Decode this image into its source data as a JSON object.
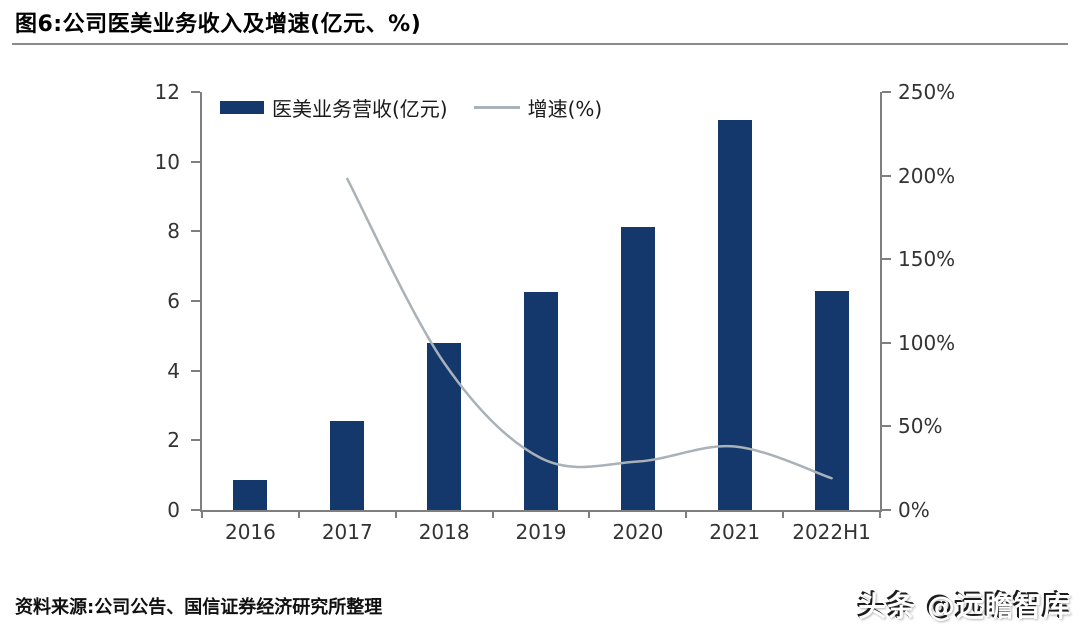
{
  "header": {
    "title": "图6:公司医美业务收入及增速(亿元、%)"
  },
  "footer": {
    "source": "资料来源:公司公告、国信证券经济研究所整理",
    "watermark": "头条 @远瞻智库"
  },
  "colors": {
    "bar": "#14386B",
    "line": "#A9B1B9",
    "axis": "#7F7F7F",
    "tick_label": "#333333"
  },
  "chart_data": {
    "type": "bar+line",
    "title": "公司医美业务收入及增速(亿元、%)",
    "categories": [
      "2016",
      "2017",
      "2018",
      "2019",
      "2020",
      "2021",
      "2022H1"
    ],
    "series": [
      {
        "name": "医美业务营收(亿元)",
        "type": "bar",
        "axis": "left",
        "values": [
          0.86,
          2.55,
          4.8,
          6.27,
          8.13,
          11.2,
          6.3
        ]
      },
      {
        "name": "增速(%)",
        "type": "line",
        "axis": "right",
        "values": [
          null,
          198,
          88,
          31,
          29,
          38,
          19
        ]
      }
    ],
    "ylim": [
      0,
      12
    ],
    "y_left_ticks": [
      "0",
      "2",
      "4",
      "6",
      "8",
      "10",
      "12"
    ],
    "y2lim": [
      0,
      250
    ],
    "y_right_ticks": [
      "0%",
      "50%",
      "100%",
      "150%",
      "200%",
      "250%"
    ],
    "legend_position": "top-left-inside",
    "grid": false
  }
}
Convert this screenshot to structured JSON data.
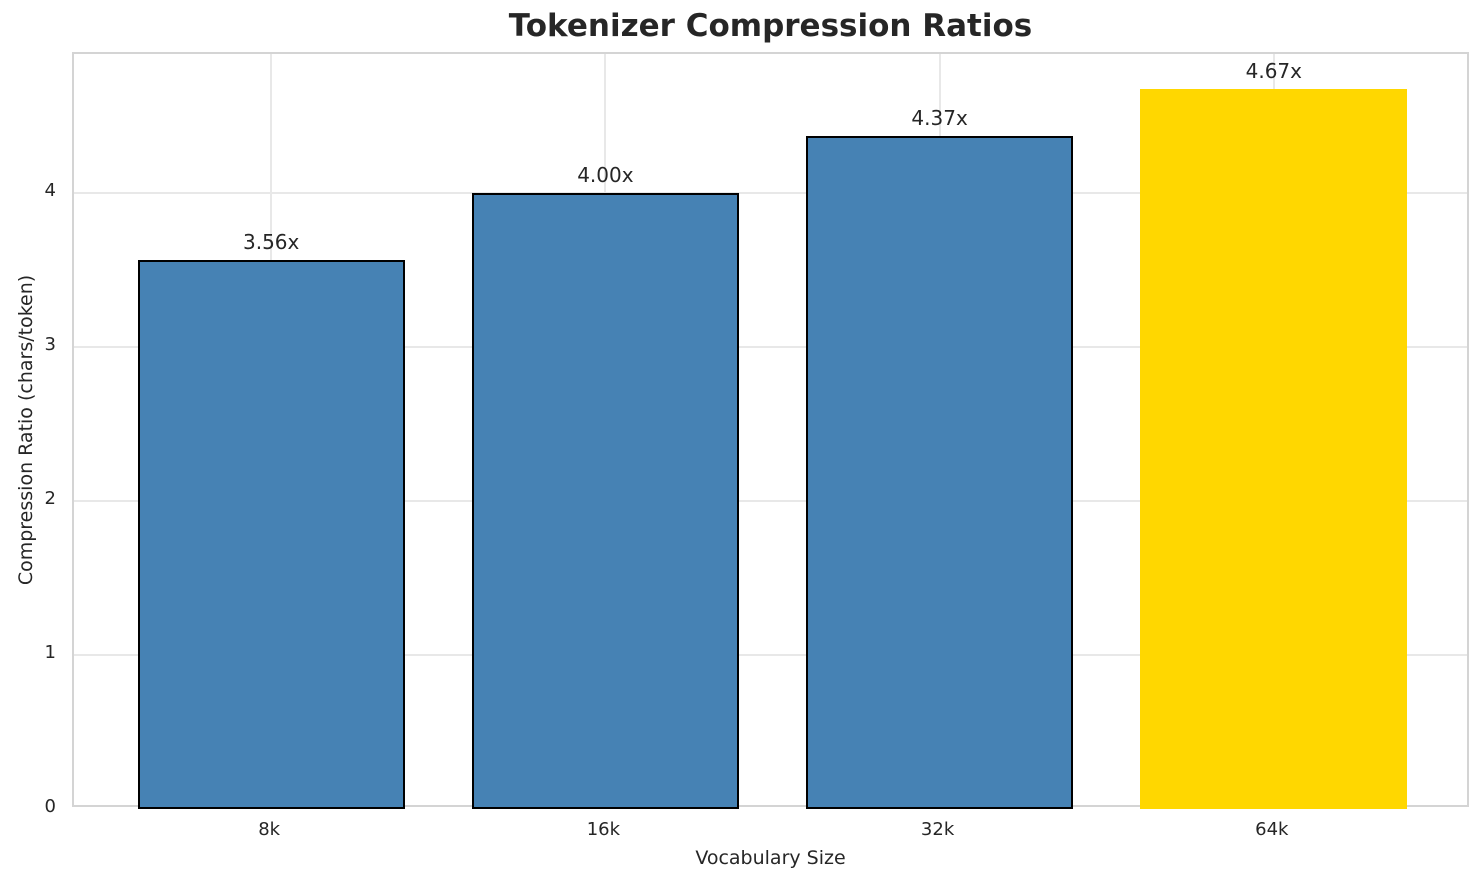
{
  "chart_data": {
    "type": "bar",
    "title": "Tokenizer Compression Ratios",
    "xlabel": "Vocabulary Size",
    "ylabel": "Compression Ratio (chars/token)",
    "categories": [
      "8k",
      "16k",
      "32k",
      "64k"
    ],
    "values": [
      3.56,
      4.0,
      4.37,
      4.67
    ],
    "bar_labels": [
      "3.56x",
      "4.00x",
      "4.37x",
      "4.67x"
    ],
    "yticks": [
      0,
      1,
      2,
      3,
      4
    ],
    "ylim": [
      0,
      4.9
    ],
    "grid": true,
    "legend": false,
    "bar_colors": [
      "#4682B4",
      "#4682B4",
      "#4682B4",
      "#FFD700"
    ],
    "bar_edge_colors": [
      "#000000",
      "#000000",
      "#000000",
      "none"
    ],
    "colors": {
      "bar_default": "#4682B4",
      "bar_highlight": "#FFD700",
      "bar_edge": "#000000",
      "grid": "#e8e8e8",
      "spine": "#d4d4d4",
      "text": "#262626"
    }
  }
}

Aim of the exercise »
Take the records above from the line with "Convert this screenshot" down to their last line and please copy those lines exactly, without the pictures.

Task result »
Convert this screenshot to structured JSON data.
{
  "chart_data": {
    "type": "bar",
    "title": "Tokenizer Compression Ratios",
    "xlabel": "Vocabulary Size",
    "ylabel": "Compression Ratio (chars/token)",
    "categories": [
      "8k",
      "16k",
      "32k",
      "64k"
    ],
    "values": [
      3.56,
      4.0,
      4.37,
      4.67
    ],
    "bar_labels": [
      "3.56x",
      "4.00x",
      "4.37x",
      "4.67x"
    ],
    "yticks": [
      0,
      1,
      2,
      3,
      4
    ],
    "ylim": [
      0,
      4.9
    ],
    "grid": true,
    "legend": false,
    "bar_colors": [
      "#4682B4",
      "#4682B4",
      "#4682B4",
      "#FFD700"
    ],
    "bar_edge_colors": [
      "#000000",
      "#000000",
      "#000000",
      "none"
    ],
    "colors": {
      "bar_default": "#4682B4",
      "bar_highlight": "#FFD700",
      "bar_edge": "#000000",
      "grid": "#e8e8e8",
      "spine": "#d4d4d4",
      "text": "#262626"
    }
  }
}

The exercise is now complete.